> Aim
Check each line of the data below for the word "will", then extract the ones that have it.

Recorded data:
* START *
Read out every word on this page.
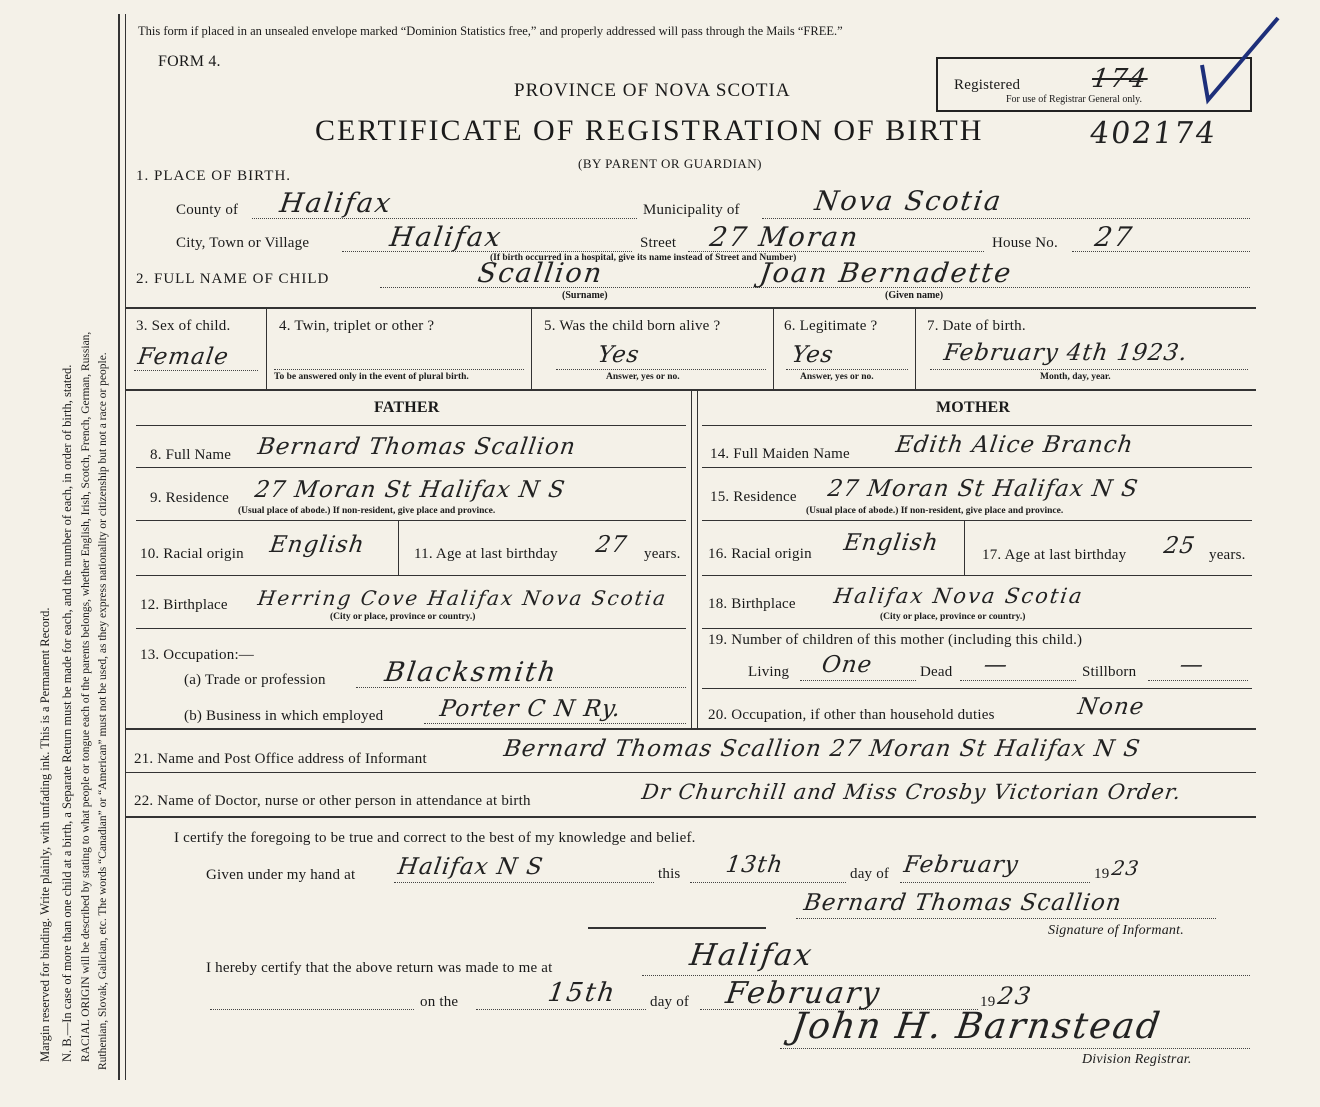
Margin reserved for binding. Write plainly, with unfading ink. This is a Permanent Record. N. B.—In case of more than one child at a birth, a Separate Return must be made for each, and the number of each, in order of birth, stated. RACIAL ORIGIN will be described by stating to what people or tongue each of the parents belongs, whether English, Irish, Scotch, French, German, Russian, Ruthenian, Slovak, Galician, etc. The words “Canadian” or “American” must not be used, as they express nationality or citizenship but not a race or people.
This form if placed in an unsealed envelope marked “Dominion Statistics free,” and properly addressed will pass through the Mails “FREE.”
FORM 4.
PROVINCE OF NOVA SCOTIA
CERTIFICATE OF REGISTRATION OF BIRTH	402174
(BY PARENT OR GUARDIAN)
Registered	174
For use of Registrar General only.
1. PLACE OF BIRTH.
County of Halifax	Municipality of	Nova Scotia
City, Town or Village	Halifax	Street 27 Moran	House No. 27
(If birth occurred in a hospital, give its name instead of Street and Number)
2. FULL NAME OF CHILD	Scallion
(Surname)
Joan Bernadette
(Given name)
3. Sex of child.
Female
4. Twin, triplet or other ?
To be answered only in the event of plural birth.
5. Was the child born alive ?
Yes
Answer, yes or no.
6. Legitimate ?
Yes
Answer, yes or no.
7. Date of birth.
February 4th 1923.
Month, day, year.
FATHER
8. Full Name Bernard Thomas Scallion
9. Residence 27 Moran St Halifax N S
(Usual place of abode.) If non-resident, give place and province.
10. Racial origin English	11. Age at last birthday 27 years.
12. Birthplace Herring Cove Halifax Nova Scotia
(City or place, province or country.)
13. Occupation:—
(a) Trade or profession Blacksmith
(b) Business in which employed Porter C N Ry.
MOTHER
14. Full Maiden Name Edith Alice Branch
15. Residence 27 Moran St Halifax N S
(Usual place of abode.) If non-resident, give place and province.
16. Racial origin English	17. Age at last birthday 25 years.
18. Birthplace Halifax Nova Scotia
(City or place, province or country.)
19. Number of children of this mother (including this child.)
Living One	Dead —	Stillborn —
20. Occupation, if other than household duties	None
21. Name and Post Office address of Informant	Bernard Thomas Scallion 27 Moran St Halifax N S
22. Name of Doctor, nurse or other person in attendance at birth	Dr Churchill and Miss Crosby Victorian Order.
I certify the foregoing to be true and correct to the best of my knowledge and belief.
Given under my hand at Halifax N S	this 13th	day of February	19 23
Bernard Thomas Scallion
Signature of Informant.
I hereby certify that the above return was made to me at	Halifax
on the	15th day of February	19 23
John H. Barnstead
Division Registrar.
* END *
* START *
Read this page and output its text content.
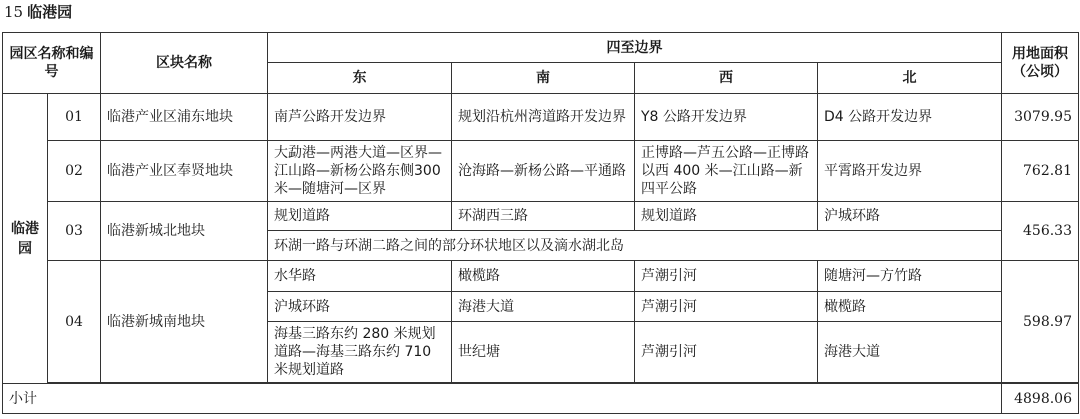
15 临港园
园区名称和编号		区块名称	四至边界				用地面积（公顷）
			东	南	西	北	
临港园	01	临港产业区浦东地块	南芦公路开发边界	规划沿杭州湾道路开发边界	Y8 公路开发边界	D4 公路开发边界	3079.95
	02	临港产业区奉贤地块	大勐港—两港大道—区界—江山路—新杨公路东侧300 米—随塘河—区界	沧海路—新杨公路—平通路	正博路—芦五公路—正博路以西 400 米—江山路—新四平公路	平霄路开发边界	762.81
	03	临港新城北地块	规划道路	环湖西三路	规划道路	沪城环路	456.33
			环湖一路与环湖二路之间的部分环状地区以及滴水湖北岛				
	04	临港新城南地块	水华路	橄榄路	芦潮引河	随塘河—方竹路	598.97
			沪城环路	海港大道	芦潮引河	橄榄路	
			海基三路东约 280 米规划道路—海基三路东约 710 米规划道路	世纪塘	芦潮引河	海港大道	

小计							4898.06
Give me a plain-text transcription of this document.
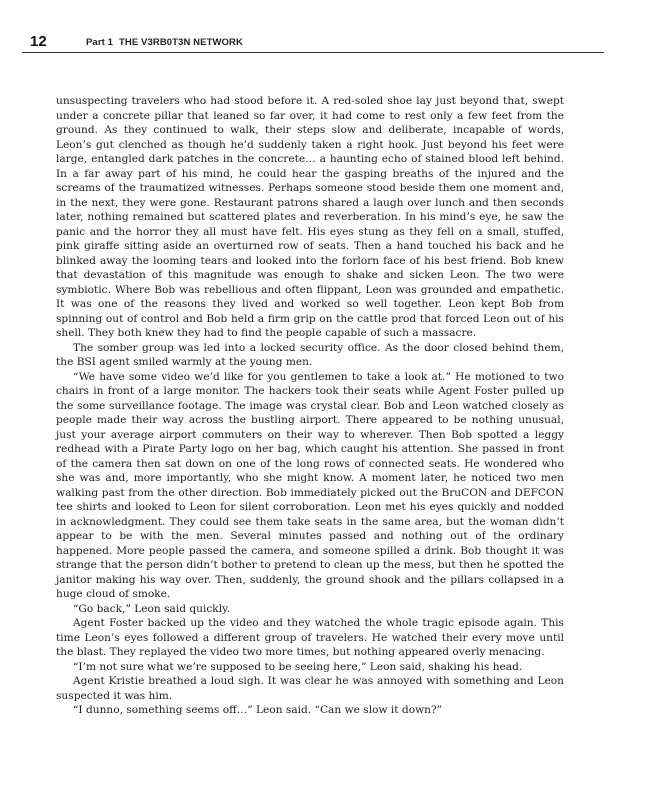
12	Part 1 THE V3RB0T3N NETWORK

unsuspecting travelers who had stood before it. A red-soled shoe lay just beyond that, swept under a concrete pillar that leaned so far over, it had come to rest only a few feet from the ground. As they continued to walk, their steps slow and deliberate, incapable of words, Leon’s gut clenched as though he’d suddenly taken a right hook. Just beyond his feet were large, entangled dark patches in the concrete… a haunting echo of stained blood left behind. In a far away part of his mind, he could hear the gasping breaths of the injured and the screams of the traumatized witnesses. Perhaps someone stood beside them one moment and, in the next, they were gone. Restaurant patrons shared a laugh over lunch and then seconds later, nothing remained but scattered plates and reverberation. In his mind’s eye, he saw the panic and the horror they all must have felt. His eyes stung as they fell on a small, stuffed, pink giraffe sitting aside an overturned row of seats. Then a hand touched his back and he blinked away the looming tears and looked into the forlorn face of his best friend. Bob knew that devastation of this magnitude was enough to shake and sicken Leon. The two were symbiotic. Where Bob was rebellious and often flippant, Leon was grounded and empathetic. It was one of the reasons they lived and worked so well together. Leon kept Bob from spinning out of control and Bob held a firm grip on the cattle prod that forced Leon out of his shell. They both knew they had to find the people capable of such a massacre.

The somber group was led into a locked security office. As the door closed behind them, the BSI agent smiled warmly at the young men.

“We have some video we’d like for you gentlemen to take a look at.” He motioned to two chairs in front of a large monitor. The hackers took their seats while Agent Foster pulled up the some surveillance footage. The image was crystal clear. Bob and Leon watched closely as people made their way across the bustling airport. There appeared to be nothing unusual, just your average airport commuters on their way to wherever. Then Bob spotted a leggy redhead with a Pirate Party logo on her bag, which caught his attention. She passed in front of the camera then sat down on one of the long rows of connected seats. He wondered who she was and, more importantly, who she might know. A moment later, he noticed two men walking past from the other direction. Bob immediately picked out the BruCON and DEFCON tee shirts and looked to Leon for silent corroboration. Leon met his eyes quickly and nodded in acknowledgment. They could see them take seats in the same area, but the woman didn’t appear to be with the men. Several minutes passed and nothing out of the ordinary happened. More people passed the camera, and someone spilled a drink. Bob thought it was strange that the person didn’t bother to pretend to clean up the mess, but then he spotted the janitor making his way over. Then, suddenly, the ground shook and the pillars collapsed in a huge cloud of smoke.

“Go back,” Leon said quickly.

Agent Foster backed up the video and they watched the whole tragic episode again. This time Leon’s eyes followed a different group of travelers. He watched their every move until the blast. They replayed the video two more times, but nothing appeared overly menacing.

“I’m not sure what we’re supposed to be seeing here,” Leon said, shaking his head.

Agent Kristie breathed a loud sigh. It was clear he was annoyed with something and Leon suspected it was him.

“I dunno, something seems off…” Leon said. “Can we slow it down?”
* END *
> Answer to this exercise
Margin reserved for binding. Write plainly, with unfading ink. This is a Permanent Record. N. B.—In case of more than one child at a birth, a Separate Return must be made for each, and the number of each, in order of birth, stated. RACIAL ORIGIN will be described by stating to what people or tongue each of the parents belongs, whether English, Irish, Scotch, French, German, Russian, Ruthenian, Slovak, Galician, etc. The words “Canadian” or “American” must not be used, as they express nationality or citizenship but not a race or people.
This form if placed in an unsealed envelope marked “Dominion Statistics free,” and properly addressed will pass through the Mails “FREE.”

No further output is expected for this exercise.